▸ WHAT YOU SHOULD DO: Look for "characters" in the listing below. Gather each line that contains it.

▸ Stored records:
— BEGIN —
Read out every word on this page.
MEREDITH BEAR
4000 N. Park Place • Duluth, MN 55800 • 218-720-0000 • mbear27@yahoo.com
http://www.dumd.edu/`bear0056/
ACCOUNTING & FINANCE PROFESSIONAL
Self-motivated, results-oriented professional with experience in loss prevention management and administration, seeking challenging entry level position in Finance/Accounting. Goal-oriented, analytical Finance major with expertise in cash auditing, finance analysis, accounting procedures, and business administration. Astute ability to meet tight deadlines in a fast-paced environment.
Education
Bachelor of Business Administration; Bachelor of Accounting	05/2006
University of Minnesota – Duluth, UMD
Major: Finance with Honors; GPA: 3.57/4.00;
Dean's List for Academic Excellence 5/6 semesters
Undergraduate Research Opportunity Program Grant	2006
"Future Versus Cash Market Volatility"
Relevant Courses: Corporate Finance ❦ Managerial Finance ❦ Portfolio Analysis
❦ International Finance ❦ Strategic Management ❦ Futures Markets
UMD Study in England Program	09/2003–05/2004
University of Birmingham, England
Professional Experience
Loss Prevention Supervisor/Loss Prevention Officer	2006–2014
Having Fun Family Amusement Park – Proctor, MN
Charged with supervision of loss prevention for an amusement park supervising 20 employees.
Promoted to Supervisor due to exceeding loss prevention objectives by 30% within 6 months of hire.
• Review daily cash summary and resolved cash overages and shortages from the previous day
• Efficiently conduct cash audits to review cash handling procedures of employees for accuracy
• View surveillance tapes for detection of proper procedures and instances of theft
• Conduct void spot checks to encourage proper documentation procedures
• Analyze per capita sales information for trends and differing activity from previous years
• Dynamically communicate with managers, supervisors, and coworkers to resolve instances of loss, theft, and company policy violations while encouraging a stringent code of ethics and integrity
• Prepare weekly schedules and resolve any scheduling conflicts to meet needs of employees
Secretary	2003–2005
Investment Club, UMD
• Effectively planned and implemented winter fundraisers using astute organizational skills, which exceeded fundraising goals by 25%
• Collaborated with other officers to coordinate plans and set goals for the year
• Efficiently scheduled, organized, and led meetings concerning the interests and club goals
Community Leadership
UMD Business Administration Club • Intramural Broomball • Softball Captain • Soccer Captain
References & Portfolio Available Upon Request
— END —
— BEGIN —
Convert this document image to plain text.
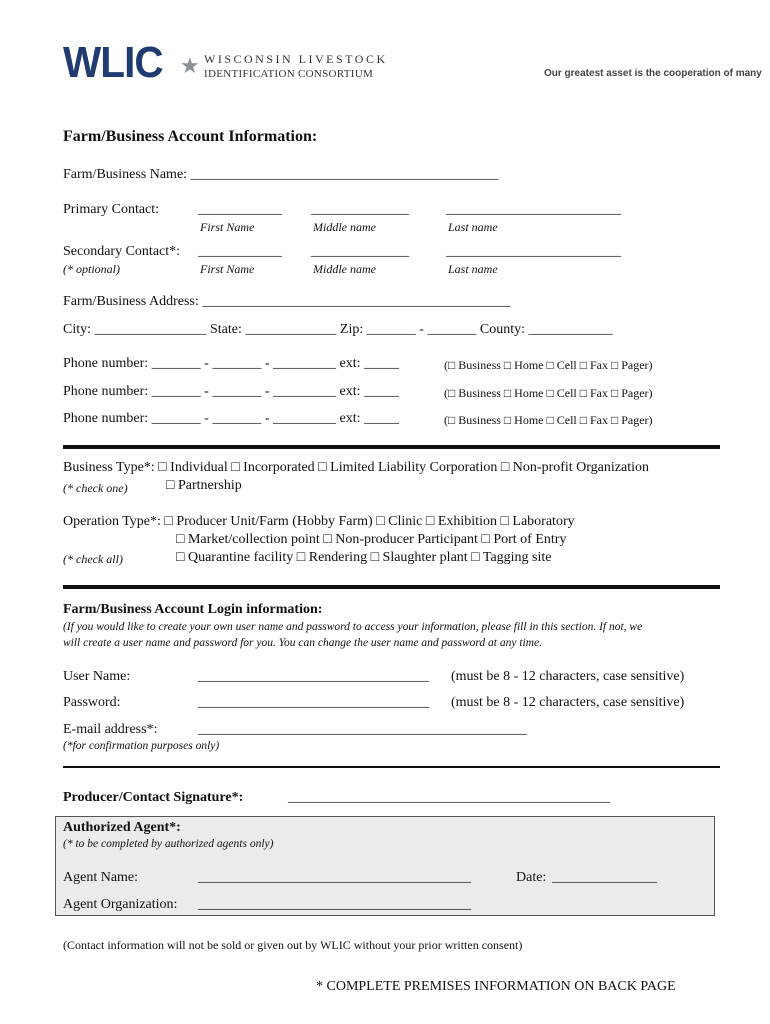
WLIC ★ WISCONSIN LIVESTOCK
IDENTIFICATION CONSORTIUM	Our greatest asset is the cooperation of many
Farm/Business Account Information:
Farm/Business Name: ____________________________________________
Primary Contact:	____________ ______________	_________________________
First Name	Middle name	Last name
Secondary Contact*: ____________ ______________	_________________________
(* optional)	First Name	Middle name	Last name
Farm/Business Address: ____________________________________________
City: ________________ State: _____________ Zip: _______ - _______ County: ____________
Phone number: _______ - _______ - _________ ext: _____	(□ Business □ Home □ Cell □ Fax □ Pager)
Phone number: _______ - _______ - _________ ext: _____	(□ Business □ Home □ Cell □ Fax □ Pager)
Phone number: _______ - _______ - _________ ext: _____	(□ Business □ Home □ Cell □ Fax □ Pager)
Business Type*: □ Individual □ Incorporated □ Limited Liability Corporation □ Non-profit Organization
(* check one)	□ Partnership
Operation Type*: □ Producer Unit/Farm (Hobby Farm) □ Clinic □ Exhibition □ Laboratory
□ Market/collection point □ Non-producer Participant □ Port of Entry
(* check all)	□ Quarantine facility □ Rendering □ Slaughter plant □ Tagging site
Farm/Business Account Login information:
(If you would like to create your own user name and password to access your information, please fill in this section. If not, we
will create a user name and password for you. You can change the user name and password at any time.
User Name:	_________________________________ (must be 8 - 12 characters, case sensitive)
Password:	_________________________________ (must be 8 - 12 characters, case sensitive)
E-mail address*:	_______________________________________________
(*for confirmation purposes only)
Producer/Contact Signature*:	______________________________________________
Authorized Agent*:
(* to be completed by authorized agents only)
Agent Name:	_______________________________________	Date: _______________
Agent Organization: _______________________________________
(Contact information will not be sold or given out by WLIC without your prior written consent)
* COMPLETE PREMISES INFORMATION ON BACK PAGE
— END —
▸ RESPONSE TO THIS TASK:
User Name:	_________________________________ (must be 8 - 12 characters, case sensitive)
Password:	_________________________________ (must be 8 - 12 characters, case sensitive)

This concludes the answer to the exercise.